### TASK INSTRUCTIONS
Scan the data for lines with "sociis" and report the count by itself.

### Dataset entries
--

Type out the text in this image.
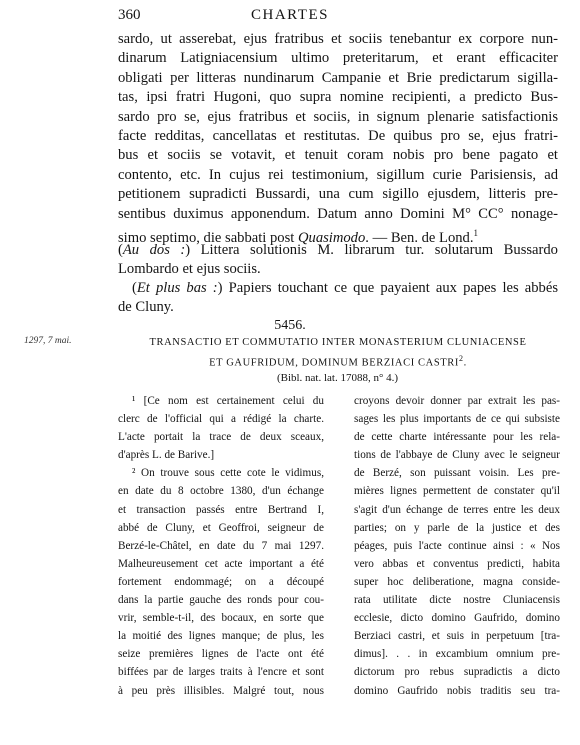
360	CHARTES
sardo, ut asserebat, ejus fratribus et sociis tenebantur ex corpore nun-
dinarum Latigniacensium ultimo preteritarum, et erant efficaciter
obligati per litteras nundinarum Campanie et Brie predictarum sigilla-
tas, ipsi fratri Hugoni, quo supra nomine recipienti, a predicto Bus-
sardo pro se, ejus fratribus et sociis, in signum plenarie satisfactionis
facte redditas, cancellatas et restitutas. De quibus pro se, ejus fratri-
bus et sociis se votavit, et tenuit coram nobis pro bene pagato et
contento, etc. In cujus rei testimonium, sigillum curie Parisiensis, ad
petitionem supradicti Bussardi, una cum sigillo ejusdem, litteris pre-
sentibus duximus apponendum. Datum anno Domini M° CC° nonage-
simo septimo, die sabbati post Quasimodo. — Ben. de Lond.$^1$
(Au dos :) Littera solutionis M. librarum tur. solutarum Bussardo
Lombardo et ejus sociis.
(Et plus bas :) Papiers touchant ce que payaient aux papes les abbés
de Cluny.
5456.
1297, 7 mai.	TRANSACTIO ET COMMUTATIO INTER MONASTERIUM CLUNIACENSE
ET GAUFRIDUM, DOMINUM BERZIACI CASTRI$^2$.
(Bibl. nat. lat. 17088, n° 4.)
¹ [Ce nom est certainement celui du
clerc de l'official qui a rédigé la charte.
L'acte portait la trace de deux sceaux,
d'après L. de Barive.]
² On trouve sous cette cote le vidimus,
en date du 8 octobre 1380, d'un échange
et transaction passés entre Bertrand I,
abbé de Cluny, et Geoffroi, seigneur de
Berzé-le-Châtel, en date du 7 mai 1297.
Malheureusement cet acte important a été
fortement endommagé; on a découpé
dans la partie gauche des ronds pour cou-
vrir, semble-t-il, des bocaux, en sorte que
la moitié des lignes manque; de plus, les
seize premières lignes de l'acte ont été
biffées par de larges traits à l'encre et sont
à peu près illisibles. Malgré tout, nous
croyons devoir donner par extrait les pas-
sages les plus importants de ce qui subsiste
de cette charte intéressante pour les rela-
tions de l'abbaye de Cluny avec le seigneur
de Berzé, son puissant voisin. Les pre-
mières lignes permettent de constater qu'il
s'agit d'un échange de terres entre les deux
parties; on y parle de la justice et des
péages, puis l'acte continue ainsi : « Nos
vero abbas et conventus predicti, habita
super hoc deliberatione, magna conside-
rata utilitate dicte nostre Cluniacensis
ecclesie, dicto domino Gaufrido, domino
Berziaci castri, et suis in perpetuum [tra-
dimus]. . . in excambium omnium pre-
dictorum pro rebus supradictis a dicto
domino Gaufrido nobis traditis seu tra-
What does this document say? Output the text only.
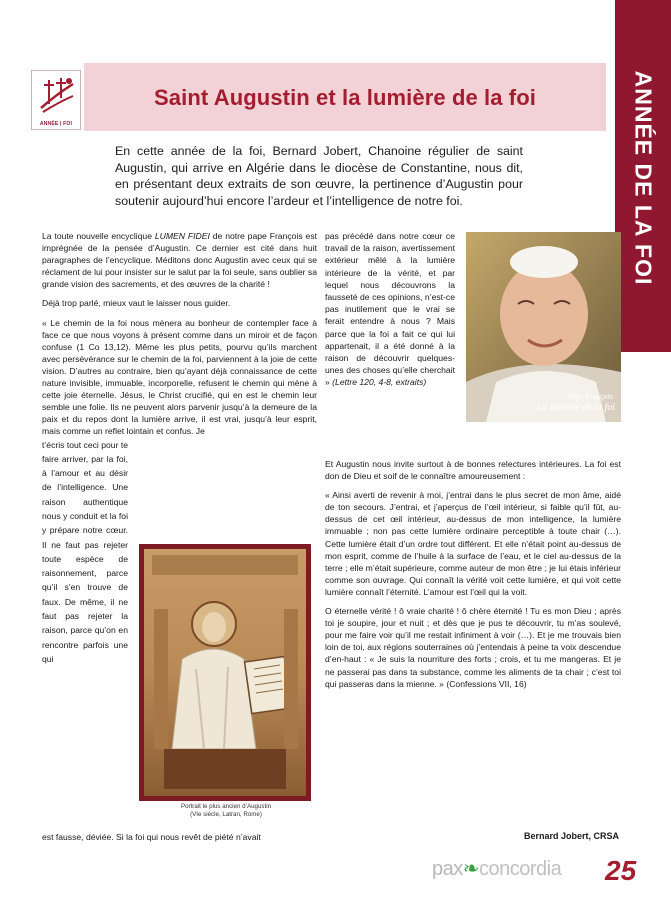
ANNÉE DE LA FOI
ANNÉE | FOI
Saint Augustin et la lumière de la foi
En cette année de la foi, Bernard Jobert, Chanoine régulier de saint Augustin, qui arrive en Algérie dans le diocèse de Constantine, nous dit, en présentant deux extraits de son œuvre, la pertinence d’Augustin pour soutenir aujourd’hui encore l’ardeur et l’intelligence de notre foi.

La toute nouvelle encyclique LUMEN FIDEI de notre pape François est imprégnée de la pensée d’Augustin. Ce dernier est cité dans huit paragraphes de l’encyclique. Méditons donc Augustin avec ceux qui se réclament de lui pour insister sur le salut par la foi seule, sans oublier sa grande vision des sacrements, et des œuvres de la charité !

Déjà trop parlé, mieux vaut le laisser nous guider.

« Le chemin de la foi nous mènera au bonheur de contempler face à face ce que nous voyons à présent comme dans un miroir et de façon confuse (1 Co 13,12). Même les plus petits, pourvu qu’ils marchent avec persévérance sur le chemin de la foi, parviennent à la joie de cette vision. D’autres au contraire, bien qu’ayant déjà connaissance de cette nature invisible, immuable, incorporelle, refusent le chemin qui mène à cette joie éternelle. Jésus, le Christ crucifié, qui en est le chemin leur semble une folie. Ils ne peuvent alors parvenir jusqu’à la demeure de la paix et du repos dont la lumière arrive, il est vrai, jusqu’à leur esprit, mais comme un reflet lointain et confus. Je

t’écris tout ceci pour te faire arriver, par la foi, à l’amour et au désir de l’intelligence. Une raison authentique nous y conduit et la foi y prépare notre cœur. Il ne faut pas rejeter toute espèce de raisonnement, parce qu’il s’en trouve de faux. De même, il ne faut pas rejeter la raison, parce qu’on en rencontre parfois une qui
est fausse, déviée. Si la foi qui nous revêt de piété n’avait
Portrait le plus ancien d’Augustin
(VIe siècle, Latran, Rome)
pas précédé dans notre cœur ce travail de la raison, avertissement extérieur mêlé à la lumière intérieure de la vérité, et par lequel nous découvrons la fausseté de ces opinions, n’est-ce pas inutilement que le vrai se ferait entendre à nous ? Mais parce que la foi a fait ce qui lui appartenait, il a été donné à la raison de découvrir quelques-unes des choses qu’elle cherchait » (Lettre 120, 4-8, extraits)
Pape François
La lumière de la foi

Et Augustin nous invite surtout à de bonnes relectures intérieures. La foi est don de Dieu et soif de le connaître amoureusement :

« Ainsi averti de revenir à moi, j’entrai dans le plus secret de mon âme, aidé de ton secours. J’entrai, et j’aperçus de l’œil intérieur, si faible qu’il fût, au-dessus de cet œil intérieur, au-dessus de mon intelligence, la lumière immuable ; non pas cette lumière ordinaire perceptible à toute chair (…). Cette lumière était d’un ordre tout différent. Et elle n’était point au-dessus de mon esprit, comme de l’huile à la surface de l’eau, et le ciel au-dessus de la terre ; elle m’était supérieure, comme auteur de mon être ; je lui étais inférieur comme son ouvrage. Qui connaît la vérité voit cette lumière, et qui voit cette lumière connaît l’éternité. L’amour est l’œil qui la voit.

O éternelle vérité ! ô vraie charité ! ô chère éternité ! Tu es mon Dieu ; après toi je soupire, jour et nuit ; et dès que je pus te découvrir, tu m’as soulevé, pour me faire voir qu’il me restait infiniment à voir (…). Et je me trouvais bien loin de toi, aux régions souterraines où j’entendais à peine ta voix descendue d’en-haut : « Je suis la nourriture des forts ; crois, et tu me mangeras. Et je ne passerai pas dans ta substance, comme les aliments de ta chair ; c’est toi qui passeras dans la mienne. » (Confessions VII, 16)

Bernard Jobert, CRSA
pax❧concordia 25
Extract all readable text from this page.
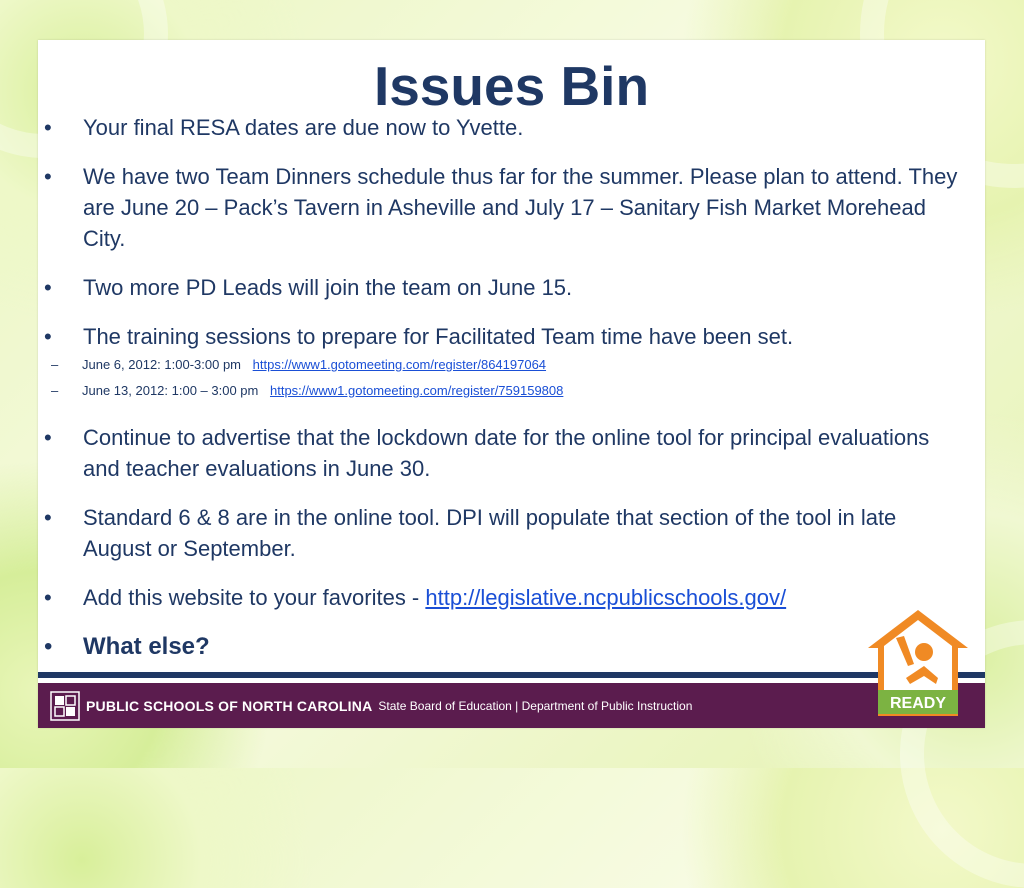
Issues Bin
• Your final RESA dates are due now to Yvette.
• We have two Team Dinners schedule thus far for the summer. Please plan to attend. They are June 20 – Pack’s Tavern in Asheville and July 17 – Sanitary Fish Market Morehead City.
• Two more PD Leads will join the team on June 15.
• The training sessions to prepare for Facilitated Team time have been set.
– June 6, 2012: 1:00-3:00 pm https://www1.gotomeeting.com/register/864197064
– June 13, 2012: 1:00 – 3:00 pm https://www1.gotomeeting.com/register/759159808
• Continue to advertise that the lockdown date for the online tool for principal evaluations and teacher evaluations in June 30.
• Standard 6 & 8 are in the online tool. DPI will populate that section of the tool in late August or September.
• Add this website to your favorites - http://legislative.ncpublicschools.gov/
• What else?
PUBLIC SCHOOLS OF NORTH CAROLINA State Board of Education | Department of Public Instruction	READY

--

### FULL ANSWER
4